## Records to process
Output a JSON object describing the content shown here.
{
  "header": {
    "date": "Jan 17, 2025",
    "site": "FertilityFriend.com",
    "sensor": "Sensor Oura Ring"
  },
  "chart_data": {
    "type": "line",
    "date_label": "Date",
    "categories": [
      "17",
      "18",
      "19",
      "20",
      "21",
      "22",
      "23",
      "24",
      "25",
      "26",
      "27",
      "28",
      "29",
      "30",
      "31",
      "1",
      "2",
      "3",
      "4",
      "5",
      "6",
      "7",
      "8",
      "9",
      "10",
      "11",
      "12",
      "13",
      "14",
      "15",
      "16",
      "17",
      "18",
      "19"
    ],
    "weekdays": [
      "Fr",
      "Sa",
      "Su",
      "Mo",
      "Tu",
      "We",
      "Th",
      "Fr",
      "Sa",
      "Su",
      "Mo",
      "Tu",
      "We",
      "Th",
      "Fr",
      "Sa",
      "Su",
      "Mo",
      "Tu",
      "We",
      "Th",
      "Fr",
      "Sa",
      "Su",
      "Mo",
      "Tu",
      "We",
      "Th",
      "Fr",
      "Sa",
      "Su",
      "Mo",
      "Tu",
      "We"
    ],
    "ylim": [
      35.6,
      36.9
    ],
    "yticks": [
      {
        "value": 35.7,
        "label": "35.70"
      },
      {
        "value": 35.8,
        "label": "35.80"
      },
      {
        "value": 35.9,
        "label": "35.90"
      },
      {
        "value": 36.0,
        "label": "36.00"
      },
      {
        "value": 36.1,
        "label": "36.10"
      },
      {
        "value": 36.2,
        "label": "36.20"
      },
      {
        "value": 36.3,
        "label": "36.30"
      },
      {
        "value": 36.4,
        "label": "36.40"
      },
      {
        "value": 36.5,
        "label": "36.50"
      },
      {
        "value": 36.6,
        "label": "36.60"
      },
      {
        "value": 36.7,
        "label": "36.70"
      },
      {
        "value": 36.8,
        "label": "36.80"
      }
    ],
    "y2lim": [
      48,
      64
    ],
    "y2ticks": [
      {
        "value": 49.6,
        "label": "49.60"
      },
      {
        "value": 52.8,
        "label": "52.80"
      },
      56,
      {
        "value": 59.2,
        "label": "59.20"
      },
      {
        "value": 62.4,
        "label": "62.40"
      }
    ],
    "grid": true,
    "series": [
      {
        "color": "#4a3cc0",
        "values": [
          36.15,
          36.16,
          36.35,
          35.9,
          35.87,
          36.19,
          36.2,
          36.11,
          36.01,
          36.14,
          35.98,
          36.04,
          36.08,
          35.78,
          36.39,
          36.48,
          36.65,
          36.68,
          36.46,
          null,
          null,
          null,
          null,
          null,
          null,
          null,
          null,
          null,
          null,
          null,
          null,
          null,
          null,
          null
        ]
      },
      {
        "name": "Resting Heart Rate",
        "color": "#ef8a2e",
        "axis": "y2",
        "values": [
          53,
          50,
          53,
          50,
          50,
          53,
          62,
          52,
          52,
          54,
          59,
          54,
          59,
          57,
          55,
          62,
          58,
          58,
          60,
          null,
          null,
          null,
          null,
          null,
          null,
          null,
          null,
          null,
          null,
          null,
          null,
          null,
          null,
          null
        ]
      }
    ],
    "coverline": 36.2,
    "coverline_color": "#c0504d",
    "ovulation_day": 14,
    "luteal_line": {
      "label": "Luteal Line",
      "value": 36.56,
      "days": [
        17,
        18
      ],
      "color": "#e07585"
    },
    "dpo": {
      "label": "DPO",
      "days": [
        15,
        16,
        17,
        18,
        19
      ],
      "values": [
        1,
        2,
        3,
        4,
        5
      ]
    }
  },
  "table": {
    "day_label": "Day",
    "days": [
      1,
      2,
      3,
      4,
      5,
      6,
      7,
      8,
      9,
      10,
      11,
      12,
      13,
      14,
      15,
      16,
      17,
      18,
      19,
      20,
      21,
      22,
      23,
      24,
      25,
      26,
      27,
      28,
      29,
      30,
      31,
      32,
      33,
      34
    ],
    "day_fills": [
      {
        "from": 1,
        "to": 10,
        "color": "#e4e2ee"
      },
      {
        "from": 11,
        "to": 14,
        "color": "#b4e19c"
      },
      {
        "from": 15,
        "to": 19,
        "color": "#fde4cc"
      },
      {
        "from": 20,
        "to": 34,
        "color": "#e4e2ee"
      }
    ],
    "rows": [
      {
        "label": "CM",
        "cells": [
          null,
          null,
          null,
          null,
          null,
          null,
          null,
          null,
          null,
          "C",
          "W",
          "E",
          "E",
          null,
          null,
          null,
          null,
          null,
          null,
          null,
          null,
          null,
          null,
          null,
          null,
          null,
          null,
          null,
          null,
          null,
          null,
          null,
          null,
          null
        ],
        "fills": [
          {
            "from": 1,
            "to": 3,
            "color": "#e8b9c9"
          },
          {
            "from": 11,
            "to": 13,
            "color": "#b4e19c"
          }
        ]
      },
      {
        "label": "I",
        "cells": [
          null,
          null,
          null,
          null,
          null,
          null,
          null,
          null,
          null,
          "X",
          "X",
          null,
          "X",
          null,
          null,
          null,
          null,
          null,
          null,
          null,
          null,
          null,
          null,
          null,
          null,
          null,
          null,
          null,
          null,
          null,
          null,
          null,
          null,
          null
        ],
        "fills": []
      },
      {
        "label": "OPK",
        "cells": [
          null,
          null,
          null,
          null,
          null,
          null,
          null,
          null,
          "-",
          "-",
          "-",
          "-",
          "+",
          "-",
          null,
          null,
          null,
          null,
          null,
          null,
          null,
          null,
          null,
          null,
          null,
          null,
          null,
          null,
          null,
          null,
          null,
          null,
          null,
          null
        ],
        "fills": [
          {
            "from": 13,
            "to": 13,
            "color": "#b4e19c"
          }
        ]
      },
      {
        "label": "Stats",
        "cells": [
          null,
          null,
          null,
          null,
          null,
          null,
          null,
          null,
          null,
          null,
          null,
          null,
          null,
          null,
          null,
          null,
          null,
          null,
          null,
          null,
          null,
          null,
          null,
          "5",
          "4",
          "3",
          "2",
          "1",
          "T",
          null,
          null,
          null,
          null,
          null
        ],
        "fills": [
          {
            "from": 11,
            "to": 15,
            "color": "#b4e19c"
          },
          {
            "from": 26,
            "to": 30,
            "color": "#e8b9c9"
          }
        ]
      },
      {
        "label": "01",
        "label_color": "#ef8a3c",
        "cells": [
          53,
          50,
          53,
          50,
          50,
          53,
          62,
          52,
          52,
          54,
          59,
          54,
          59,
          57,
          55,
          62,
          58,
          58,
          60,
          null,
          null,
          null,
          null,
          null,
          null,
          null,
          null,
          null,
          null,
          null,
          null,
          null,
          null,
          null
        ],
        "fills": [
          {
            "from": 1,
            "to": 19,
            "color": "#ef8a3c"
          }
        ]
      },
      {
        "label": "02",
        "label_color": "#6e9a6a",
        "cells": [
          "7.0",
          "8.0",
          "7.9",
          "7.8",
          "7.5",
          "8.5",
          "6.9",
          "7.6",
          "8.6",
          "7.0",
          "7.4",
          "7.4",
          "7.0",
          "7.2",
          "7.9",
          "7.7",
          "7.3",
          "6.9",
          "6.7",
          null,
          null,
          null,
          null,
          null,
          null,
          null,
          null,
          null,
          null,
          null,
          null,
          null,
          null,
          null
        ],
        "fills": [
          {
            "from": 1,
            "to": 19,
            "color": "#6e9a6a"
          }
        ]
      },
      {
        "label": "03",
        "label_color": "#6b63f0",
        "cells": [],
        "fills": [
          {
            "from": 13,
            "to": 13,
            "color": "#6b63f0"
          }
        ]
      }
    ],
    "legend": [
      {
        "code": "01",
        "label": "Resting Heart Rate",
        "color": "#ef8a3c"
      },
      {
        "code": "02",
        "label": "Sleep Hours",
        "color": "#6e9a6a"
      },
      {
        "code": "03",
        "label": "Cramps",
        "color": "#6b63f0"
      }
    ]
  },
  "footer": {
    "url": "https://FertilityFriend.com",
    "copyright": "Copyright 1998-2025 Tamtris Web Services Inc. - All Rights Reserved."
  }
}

## What is expected
Copy every line from the entries that contains the word "Rate".

## Final result
        "name": "Resting Heart Rate",
        "label": "Resting Heart Rate",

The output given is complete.